──────── AVAILABLE RECORDS ────────
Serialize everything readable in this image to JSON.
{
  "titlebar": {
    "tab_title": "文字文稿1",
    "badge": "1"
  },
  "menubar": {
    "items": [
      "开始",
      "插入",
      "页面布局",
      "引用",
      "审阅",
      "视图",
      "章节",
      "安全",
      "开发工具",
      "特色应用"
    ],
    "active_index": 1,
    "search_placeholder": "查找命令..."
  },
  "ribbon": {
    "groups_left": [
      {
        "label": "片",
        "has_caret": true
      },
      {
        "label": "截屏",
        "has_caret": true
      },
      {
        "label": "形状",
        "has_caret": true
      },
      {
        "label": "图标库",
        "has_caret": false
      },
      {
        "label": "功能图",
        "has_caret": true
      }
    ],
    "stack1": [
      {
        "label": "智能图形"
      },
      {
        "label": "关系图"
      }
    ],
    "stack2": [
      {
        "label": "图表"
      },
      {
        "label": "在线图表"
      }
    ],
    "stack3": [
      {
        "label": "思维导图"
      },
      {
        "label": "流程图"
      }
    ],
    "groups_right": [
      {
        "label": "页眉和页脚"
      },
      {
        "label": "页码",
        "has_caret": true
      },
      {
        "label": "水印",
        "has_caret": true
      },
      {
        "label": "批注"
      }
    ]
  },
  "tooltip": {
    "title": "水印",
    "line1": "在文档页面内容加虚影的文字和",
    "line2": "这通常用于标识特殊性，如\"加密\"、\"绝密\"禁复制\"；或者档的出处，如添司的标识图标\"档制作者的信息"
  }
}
────────
Write out all the data again, exactly as it appears.

Serialize everything readable in this image to JSON.
{
  "titlebar": {
    "tab_title": "文字文稿1",
    "badge": "1"
  },
  "menubar": {
    "items": [
      "开始",
      "插入",
      "页面布局",
      "引用",
      "审阅",
      "视图",
      "章节",
      "安全",
      "开发工具",
      "特色应用"
    ],
    "active_index": 1,
    "search_placeholder": "查找命令..."
  },
  "ribbon": {
    "groups_left": [
      {
        "label": "片",
        "has_caret": true
      },
      {
        "label": "截屏",
        "has_caret": true
      },
      {
        "label": "形状",
        "has_caret": true
      },
      {
        "label": "图标库",
        "has_caret": false
      },
      {
        "label": "功能图",
        "has_caret": true
      }
    ],
    "stack1": [
      {
        "label": "智能图形"
      },
      {
        "label": "关系图"
      }
    ],
    "stack2": [
      {
        "label": "图表"
      },
      {
        "label": "在线图表"
      }
    ],
    "stack3": [
      {
        "label": "思维导图"
      },
      {
        "label": "流程图"
      }
    ],
    "groups_right": [
      {
        "label": "页眉和页脚"
      },
      {
        "label": "页码",
        "has_caret": true
      },
      {
        "label": "水印",
        "has_caret": true
      },
      {
        "label": "批注"
      }
    ]
  },
  "tooltip": {
    "title": "水印",
    "line1": "在文档页面内容加虚影的文字和",
    "line2": "这通常用于标识特殊性，如\"加密\"、\"绝密\"禁复制\"；或者档的出处，如添司的标识图标\"档制作者的信息"
  }
}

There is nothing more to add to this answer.